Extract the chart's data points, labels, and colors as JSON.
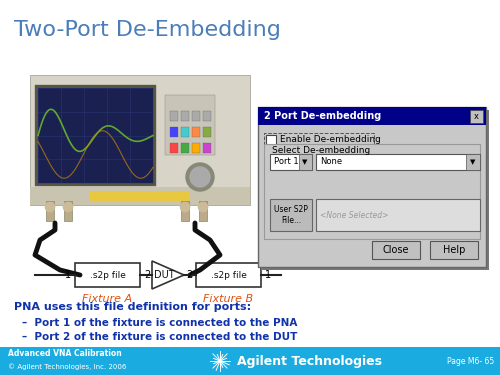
{
  "title": "Two-Port De-Embedding",
  "title_color": "#4B7DB8",
  "title_fontsize": 16,
  "bg_color": "#FFFFFF",
  "footer_bg": "#1AACE0",
  "footer_left1": "Advanced VNA Calibration",
  "footer_left2": "© Agilent Technologies, Inc. 2006",
  "footer_right": "Page M6- 65",
  "footer_company": "Agilent Technologies",
  "fixture_a_label": "Fixture A",
  "fixture_b_label": "Fixture B",
  "s2p_label": ".s2p file",
  "dut_label": "DUT",
  "body_text_header": "PNA uses this file definition for ports:",
  "body_text_line1": "Port 1 of the fixture is connected to the PNA",
  "body_text_line2": "Port 2 of the fixture is connected to the DUT",
  "fixture_text_color": "#E05010",
  "body_text_color": "#1133AA",
  "dialog_title": "2 Port De-embedding",
  "dialog_title_bg": "#000088",
  "dialog_enable": "Enable De-embedding",
  "dialog_select": "Select De-embedding",
  "dialog_port": "Port 1",
  "dialog_none": "None",
  "dialog_user_s2p": "User S2P\nFile...",
  "dialog_none_selected": "<None Selected>",
  "dialog_close": "Close",
  "dialog_help": "Help",
  "vna_body_color": "#D8D4C8",
  "vna_screen_color": "#1A2050",
  "vna_screen_line": "#304080",
  "vna_trace_color": "#60A830"
}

+--

> [WRITTEN PROBLEM]: Report how many lines in the data contain the word "connected", with no words besides the number.

> [ANSWER FOR THE TASK]: 2